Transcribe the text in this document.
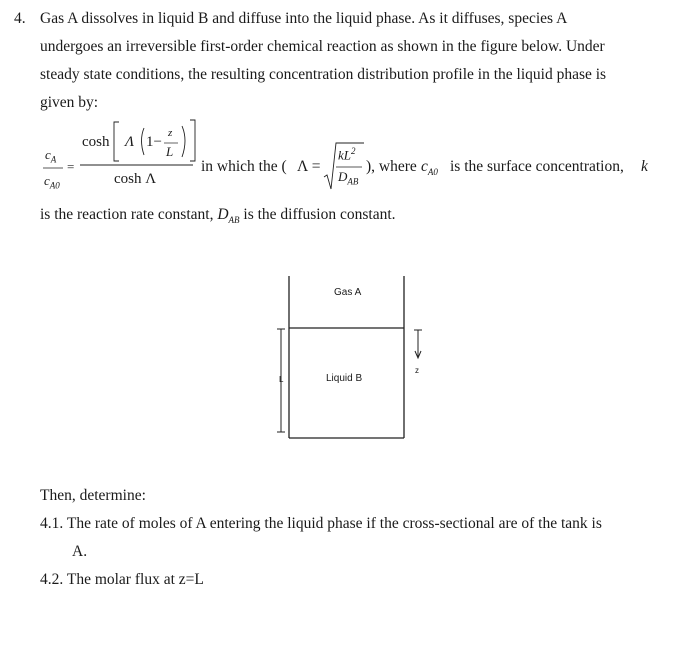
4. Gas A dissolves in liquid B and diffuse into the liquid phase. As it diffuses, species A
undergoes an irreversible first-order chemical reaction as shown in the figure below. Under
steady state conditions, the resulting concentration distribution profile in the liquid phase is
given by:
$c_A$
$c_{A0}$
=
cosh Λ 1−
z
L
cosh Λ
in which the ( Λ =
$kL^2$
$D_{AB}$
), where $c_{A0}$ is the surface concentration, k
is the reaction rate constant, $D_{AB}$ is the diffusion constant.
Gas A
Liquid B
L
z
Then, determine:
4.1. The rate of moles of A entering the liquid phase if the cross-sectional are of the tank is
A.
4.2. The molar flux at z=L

---

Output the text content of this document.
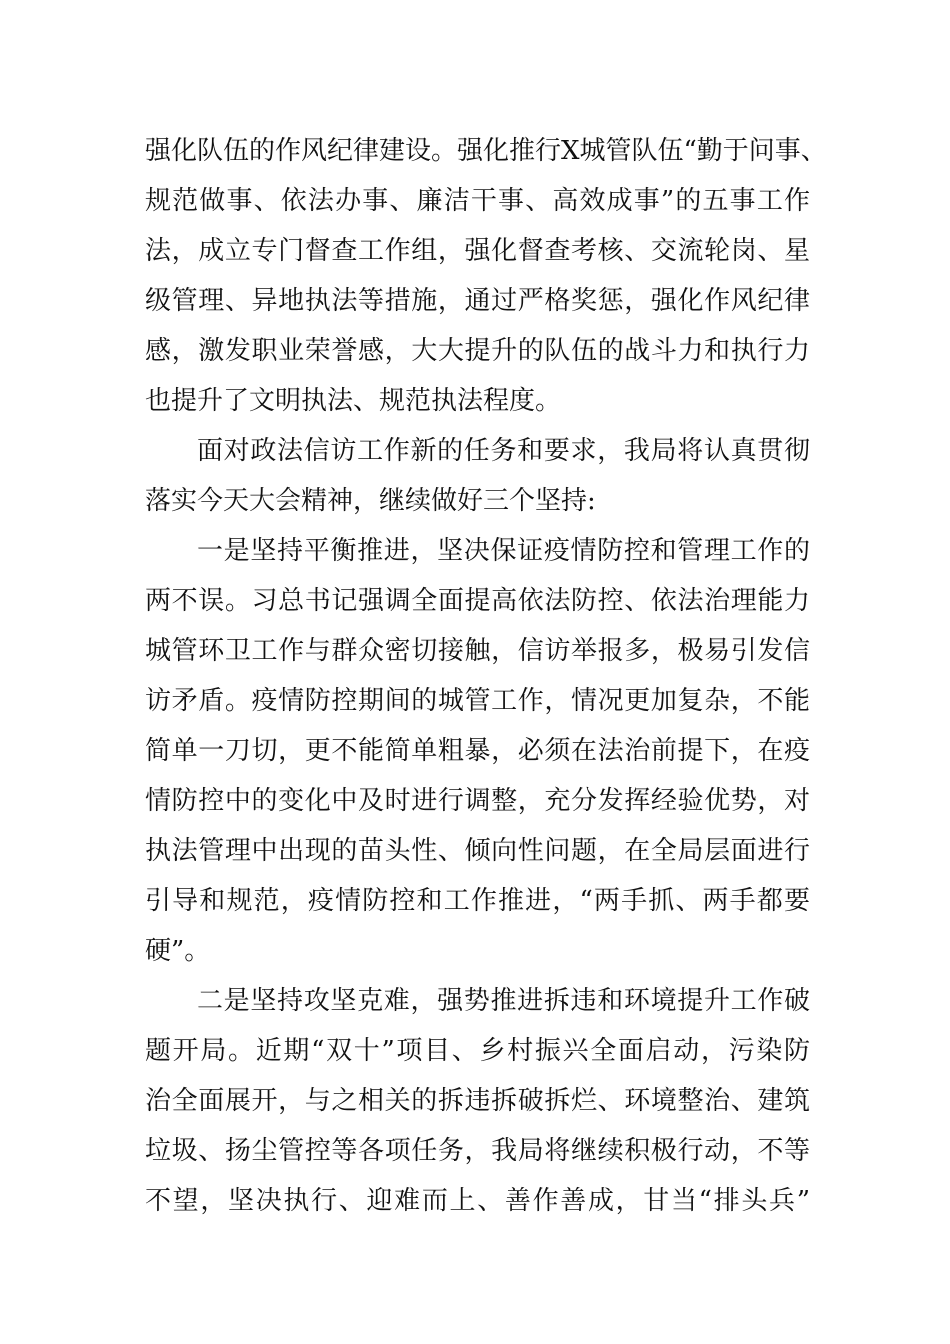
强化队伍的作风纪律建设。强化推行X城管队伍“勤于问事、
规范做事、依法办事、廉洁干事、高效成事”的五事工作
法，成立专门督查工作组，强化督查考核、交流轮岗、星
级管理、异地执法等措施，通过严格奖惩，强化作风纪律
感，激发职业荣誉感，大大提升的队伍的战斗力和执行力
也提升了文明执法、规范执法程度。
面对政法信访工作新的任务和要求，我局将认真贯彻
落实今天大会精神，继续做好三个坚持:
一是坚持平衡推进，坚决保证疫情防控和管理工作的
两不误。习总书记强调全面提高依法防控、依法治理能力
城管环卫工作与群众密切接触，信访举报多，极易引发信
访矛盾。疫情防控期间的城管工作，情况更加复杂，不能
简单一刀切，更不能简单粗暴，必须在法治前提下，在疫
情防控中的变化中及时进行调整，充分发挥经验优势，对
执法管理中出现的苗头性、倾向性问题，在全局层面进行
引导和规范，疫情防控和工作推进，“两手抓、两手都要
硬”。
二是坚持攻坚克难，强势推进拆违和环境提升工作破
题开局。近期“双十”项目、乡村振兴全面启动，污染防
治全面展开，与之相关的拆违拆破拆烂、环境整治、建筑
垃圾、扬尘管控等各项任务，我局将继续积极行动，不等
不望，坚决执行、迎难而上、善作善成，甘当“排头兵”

◆ Challenge:
Identify each line of the material where the word "reaction" shows up, and copy it.

◆ Task solution:
undergoes an irreversible first-order chemical reaction as shown in the figure below. Under
is the reaction rate constant, $D_{AB}$ is the diffusion constant.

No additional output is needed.